INSTRUCTION -
Render this sentence from the lobbying article in Spanish: "What they have in common is a high return on their investment."

PAGE -
Lobbying is Ridiculously Profitable, Enraging Study Says
Lobbyists who grease the wheels of government can sleep well at night: A study shows that businesses that use intense lobbying get a return on their investment that is "comparable to the returns of the most blistering hedge fund." They also probably can sleep well because they own nice, expensive matresses. The Economist reports that an investment-research firm created an index to track how profitable the act of lobbying is compared to broader markets. The so-called "Lobbyist Index" has outpaced the "S&P500 by 11% a year since 2002." The good news is that this proves government can make people rich. The bad news is that the government can only make people who hire lobbyists rich.
According to one study that influenced the index, the return on lobbying costs "was $220 for each $1 spent." What is intriguing about this index is that different places lobby for different reasons. Tim Worstall of Forbes points out that "one sector, one company, might be lobbying in order to gain an advantage whilst others may well be lobbying in order to avoid having a disadvantage placed upon them. I'd certainly put the tobacco companies in that second class, while perhaps solar cell manufacturers could be in the first." What they have in common is a high return on their investment.

PROVIDED INFORMATION -
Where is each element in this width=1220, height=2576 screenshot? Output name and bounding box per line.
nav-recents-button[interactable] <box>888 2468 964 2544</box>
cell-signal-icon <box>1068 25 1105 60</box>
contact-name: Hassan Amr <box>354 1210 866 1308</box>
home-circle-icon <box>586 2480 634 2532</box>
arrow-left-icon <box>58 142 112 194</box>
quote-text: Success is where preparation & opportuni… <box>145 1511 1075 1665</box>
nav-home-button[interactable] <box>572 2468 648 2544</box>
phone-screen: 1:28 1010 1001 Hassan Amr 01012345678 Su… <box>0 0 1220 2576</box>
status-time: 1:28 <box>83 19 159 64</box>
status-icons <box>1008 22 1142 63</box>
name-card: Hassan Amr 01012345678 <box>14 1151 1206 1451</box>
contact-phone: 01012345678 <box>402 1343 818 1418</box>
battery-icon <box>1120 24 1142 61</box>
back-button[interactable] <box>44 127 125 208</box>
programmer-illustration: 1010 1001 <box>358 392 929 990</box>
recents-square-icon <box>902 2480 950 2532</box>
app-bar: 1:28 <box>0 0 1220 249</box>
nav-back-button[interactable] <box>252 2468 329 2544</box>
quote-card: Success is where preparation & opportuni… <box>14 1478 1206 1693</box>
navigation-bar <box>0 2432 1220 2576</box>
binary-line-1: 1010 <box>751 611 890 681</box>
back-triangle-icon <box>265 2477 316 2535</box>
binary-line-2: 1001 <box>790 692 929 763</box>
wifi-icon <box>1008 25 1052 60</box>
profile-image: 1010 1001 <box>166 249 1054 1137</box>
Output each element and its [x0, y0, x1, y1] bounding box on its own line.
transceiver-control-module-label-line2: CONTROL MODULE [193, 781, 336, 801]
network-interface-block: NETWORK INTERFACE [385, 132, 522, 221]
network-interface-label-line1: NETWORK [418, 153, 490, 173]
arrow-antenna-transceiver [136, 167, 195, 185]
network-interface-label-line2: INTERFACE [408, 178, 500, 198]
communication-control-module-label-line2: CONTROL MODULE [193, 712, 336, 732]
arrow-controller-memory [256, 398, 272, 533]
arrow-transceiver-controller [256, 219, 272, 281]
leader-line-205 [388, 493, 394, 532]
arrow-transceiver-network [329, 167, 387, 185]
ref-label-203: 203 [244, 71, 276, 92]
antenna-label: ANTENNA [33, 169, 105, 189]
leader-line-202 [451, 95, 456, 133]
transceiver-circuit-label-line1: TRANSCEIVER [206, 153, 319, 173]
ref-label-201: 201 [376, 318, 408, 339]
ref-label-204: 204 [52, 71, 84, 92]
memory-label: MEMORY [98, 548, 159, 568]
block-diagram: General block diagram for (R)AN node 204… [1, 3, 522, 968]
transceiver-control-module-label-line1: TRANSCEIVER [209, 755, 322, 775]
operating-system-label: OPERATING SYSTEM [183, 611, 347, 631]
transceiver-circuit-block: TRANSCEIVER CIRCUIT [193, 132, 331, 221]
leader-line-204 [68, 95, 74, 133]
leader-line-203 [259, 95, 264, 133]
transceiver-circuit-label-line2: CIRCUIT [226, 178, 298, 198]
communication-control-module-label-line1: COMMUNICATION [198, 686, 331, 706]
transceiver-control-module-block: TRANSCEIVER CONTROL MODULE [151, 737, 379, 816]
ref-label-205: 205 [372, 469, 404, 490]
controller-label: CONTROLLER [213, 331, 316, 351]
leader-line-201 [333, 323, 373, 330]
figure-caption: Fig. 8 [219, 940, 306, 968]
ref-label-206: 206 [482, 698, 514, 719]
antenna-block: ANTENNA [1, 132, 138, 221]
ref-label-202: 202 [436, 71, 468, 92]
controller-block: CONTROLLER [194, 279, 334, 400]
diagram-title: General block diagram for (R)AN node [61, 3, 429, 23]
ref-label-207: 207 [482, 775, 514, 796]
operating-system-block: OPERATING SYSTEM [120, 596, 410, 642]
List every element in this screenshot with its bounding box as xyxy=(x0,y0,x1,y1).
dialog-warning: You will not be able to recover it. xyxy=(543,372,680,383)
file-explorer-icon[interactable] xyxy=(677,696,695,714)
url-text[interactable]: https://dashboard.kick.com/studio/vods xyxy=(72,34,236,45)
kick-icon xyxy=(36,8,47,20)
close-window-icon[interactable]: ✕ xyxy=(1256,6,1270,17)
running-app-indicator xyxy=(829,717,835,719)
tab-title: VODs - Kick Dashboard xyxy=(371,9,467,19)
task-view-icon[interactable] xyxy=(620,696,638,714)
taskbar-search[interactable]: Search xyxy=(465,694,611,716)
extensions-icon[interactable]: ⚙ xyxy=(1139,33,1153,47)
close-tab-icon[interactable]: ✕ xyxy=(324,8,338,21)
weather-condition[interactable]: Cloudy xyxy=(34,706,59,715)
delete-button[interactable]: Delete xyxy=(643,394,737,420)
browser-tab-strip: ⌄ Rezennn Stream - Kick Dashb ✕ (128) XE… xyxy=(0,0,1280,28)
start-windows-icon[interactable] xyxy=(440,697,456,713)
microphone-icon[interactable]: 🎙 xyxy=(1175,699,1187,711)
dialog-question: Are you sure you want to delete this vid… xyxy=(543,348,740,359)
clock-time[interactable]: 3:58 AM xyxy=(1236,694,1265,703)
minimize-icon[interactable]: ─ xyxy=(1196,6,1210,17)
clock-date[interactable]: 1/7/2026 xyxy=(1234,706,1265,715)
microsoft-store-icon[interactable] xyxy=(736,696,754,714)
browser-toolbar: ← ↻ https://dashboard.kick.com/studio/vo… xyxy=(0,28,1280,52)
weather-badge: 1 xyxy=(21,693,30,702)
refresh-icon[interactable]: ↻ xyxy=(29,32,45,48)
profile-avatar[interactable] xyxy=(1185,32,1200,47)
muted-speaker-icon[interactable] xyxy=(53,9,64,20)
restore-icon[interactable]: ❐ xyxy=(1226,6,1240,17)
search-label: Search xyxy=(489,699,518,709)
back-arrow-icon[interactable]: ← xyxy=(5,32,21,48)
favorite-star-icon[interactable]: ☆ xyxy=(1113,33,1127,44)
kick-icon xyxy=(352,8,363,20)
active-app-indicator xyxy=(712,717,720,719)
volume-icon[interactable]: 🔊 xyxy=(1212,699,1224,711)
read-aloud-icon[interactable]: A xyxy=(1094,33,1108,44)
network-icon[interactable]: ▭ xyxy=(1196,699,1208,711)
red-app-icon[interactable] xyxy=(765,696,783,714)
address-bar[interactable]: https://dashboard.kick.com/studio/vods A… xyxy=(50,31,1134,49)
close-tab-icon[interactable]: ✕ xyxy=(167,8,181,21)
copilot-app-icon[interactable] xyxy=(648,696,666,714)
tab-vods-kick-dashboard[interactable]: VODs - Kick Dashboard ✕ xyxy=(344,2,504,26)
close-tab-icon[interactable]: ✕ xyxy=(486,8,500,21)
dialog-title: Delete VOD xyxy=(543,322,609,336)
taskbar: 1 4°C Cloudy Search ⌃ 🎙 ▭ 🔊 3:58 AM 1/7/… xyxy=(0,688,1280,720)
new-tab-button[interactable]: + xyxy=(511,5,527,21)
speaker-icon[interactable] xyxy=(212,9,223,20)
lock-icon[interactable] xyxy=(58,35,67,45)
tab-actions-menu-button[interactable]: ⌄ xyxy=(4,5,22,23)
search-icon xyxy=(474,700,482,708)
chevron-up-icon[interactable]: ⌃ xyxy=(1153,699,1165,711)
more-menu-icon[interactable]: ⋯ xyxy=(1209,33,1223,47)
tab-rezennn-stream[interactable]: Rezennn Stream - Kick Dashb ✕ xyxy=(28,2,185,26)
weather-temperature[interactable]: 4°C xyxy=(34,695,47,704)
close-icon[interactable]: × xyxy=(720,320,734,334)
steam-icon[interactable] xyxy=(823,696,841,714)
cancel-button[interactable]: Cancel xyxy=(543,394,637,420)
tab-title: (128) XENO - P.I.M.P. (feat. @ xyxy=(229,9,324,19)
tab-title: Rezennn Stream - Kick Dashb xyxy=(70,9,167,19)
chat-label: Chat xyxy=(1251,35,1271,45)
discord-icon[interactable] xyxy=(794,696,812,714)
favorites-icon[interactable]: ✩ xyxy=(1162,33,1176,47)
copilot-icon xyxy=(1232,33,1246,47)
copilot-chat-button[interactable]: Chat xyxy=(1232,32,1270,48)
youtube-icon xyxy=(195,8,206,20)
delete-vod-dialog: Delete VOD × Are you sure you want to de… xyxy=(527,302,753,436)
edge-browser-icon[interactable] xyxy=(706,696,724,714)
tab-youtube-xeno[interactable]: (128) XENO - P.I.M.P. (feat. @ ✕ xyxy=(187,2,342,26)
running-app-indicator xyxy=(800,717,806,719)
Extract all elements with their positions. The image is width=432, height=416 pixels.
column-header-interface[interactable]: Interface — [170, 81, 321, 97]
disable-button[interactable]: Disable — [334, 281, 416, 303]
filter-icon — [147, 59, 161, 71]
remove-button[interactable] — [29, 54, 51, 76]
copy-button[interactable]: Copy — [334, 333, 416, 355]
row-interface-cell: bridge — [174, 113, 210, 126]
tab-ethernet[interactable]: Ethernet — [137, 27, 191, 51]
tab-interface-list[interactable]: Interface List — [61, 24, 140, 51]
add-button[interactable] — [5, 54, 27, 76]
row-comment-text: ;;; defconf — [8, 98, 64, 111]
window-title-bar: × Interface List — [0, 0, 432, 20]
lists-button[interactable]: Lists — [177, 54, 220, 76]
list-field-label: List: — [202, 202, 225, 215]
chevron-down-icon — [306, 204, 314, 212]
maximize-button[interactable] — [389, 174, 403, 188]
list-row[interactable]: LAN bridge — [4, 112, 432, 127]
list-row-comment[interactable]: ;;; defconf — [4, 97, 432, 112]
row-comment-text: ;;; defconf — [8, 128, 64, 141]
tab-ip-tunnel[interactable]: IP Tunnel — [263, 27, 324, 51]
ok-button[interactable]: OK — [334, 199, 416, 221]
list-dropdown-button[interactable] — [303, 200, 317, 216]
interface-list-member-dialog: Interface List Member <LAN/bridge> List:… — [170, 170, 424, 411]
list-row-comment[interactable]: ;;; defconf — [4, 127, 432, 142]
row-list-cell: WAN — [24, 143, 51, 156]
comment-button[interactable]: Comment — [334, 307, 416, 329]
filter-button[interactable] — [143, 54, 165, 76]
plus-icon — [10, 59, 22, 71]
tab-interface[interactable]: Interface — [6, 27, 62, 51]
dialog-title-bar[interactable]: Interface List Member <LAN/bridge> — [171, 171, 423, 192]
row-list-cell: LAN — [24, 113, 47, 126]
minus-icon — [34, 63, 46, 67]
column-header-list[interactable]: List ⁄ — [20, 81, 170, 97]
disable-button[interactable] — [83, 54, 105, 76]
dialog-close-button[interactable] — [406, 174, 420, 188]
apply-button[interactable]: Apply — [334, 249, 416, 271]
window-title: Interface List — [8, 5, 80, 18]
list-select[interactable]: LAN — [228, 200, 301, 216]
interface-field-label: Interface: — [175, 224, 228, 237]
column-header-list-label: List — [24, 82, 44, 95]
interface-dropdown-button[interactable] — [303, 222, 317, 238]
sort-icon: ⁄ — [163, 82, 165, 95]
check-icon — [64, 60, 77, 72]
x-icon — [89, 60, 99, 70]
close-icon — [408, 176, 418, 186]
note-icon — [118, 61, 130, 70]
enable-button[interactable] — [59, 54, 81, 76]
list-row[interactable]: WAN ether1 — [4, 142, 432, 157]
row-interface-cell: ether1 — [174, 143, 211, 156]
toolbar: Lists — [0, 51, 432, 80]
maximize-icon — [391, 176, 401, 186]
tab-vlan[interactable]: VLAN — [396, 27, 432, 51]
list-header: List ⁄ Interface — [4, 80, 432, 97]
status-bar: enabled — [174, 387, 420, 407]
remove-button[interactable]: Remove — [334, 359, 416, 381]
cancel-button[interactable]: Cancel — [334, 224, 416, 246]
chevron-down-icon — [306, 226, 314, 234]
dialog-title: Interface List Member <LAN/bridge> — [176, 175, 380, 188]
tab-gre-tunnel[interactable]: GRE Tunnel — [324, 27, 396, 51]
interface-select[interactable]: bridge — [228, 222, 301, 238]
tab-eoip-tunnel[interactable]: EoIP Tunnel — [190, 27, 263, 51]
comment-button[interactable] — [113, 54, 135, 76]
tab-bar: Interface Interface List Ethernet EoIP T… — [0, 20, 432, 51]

SOLUTION TO THIS TASK -
Lo que tienen en común es un alto rendimiento de su inversión.